▸ **GIVEN REQUEST**
Select from the data all lines with the word "GOLD".

□ □ □ □ □ □ □

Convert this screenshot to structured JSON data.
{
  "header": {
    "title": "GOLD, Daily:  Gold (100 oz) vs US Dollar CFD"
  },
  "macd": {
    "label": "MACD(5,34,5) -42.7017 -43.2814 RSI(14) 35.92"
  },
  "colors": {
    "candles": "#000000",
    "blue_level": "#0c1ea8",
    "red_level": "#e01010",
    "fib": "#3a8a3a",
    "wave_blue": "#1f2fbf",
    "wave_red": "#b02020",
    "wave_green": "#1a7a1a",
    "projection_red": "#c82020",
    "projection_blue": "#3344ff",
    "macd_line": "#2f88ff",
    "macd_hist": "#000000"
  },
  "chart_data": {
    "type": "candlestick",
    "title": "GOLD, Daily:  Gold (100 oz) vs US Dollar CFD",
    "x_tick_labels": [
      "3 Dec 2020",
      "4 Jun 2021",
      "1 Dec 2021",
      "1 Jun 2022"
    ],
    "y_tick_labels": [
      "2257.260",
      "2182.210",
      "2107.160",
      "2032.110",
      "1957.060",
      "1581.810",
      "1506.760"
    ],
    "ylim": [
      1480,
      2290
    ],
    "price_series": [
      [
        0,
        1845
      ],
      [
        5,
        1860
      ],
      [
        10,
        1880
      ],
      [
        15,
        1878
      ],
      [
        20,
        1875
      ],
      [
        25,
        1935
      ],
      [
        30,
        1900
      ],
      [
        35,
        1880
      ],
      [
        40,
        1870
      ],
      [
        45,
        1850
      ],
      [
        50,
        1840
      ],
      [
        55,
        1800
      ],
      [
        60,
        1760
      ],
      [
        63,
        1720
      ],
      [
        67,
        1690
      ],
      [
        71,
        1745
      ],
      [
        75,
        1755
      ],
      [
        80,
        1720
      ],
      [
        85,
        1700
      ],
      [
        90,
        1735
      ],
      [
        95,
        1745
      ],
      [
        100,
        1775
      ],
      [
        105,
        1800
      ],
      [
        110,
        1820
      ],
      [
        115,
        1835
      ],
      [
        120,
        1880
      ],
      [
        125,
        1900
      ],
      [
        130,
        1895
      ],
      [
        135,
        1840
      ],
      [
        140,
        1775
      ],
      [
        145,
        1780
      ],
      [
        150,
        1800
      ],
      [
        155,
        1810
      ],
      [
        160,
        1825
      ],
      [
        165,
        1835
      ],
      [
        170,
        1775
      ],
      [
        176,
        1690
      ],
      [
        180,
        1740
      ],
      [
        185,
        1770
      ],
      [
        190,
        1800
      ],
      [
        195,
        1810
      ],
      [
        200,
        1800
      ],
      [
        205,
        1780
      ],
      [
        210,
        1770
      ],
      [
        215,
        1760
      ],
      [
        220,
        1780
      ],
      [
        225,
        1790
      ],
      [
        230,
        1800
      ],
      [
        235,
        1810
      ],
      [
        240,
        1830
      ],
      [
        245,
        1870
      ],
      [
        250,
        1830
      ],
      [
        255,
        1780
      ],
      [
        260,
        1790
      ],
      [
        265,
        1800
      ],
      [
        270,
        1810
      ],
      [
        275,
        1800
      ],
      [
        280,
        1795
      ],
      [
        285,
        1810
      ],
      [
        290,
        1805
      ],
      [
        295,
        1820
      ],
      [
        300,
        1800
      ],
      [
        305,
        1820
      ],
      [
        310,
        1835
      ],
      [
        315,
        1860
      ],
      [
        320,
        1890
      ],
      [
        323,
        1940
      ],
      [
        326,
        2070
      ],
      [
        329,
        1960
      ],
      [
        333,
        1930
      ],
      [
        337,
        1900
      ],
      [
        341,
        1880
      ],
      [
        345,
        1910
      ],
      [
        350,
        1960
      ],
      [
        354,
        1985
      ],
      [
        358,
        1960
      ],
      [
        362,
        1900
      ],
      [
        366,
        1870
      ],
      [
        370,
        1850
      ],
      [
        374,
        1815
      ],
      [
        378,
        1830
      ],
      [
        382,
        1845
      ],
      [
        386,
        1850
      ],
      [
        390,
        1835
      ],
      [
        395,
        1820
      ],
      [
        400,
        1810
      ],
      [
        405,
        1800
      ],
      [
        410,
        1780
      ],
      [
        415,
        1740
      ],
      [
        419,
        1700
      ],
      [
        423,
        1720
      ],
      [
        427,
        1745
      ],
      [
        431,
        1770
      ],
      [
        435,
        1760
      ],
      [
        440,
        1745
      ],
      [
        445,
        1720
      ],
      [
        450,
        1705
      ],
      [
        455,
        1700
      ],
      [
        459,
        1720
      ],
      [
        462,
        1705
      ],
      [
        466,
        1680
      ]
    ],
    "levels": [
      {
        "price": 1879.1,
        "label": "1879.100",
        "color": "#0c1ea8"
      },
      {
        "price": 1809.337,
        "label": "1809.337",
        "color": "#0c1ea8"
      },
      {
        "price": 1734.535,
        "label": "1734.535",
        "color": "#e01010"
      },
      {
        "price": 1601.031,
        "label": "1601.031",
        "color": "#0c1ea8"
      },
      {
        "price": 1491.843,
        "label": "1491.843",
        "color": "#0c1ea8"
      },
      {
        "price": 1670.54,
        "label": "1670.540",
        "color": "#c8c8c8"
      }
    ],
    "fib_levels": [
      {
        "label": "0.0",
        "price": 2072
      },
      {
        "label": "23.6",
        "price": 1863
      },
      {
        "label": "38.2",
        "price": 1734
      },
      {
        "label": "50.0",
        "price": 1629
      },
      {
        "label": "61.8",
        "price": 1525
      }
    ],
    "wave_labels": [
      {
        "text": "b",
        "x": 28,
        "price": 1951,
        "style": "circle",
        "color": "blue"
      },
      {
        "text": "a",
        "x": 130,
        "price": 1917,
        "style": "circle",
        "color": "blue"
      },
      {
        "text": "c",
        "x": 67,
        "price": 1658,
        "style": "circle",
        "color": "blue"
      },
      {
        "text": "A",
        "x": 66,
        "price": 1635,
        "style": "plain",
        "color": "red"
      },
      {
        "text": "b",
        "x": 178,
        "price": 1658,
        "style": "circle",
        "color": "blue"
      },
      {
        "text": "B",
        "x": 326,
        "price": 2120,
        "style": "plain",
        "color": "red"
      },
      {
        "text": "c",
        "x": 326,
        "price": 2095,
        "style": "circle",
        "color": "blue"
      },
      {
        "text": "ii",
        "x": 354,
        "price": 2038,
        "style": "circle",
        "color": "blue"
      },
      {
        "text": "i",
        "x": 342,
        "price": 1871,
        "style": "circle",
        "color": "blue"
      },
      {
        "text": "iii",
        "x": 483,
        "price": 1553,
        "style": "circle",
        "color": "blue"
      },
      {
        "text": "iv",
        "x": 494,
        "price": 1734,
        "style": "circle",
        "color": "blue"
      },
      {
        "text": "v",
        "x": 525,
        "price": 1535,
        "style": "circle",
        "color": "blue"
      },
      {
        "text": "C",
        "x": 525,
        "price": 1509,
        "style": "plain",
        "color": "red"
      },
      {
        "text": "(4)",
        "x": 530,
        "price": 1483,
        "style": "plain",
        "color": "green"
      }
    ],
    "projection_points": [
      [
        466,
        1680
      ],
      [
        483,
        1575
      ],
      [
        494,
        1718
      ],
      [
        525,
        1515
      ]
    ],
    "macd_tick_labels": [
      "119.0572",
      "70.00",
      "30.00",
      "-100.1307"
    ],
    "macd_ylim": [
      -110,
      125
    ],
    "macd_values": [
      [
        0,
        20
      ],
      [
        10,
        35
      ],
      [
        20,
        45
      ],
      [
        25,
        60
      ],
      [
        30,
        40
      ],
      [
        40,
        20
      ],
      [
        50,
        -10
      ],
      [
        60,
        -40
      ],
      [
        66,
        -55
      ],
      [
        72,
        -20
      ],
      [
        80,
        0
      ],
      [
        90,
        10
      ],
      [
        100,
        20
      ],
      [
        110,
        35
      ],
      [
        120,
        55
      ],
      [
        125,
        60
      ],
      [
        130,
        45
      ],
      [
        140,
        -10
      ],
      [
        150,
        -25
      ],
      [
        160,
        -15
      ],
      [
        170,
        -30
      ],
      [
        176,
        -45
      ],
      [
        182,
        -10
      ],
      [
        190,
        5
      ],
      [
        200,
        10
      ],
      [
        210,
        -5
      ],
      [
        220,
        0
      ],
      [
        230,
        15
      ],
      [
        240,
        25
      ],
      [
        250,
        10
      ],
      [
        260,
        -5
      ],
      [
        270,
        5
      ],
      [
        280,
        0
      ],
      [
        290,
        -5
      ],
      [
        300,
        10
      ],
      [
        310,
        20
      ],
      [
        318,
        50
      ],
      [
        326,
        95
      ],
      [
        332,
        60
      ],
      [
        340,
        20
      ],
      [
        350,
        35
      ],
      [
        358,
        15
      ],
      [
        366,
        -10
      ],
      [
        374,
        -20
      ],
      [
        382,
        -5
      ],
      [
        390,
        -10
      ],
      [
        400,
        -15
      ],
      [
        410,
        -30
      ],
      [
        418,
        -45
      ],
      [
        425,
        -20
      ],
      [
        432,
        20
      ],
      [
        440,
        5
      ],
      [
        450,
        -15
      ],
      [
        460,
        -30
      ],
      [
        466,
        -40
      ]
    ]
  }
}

□ □ □ □ □ □ □

▸ **IN RESPONSE**
    "title": "GOLD, Daily:  Gold (100 oz) vs US Dollar CFD"
    "title": "GOLD, Daily:  Gold (100 oz) vs US Dollar CFD",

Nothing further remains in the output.